(Stored data)
____

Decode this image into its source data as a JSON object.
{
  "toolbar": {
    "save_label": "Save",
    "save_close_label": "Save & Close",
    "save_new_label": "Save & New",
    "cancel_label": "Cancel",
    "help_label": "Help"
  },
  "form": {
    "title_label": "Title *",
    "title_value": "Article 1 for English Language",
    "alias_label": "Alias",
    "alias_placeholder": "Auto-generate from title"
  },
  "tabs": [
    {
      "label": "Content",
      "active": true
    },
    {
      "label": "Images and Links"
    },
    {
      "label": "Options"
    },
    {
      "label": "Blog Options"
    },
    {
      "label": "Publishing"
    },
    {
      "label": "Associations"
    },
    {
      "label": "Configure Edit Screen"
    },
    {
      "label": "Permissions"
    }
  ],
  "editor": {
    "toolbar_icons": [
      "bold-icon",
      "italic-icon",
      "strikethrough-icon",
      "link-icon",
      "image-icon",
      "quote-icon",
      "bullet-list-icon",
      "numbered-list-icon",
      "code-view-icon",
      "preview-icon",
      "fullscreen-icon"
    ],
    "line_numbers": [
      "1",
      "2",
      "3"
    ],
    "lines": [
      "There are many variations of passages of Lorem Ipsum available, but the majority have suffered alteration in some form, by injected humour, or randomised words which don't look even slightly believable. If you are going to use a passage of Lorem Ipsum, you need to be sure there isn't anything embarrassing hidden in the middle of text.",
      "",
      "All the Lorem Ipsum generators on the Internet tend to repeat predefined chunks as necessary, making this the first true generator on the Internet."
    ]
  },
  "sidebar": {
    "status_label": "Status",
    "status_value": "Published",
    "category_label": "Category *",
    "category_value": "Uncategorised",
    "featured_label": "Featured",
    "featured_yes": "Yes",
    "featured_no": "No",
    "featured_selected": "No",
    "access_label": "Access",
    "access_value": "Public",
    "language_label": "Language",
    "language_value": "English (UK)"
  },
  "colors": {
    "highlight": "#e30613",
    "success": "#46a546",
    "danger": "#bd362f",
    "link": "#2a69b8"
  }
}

____

### Written instruction
Set down the entries above again, word for word.

### Completed exercise
Decode this image into its source data as a JSON object.
{
  "toolbar": {
    "save_label": "Save",
    "save_close_label": "Save & Close",
    "save_new_label": "Save & New",
    "cancel_label": "Cancel",
    "help_label": "Help"
  },
  "form": {
    "title_label": "Title *",
    "title_value": "Article 1 for English Language",
    "alias_label": "Alias",
    "alias_placeholder": "Auto-generate from title"
  },
  "tabs": [
    {
      "label": "Content",
      "active": true
    },
    {
      "label": "Images and Links"
    },
    {
      "label": "Options"
    },
    {
      "label": "Blog Options"
    },
    {
      "label": "Publishing"
    },
    {
      "label": "Associations"
    },
    {
      "label": "Configure Edit Screen"
    },
    {
      "label": "Permissions"
    }
  ],
  "editor": {
    "toolbar_icons": [
      "bold-icon",
      "italic-icon",
      "strikethrough-icon",
      "link-icon",
      "image-icon",
      "quote-icon",
      "bullet-list-icon",
      "numbered-list-icon",
      "code-view-icon",
      "preview-icon",
      "fullscreen-icon"
    ],
    "line_numbers": [
      "1",
      "2",
      "3"
    ],
    "lines": [
      "There are many variations of passages of Lorem Ipsum available, but the majority have suffered alteration in some form, by injected humour, or randomised words which don't look even slightly believable. If you are going to use a passage of Lorem Ipsum, you need to be sure there isn't anything embarrassing hidden in the middle of text.",
      "",
      "All the Lorem Ipsum generators on the Internet tend to repeat predefined chunks as necessary, making this the first true generator on the Internet."
    ]
  },
  "sidebar": {
    "status_label": "Status",
    "status_value": "Published",
    "category_label": "Category *",
    "category_value": "Uncategorised",
    "featured_label": "Featured",
    "featured_yes": "Yes",
    "featured_no": "No",
    "featured_selected": "No",
    "access_label": "Access",
    "access_value": "Public",
    "language_label": "Language",
    "language_value": "English (UK)"
  },
  "colors": {
    "highlight": "#e30613",
    "success": "#46a546",
    "danger": "#bd362f",
    "link": "#2a69b8"
  }
}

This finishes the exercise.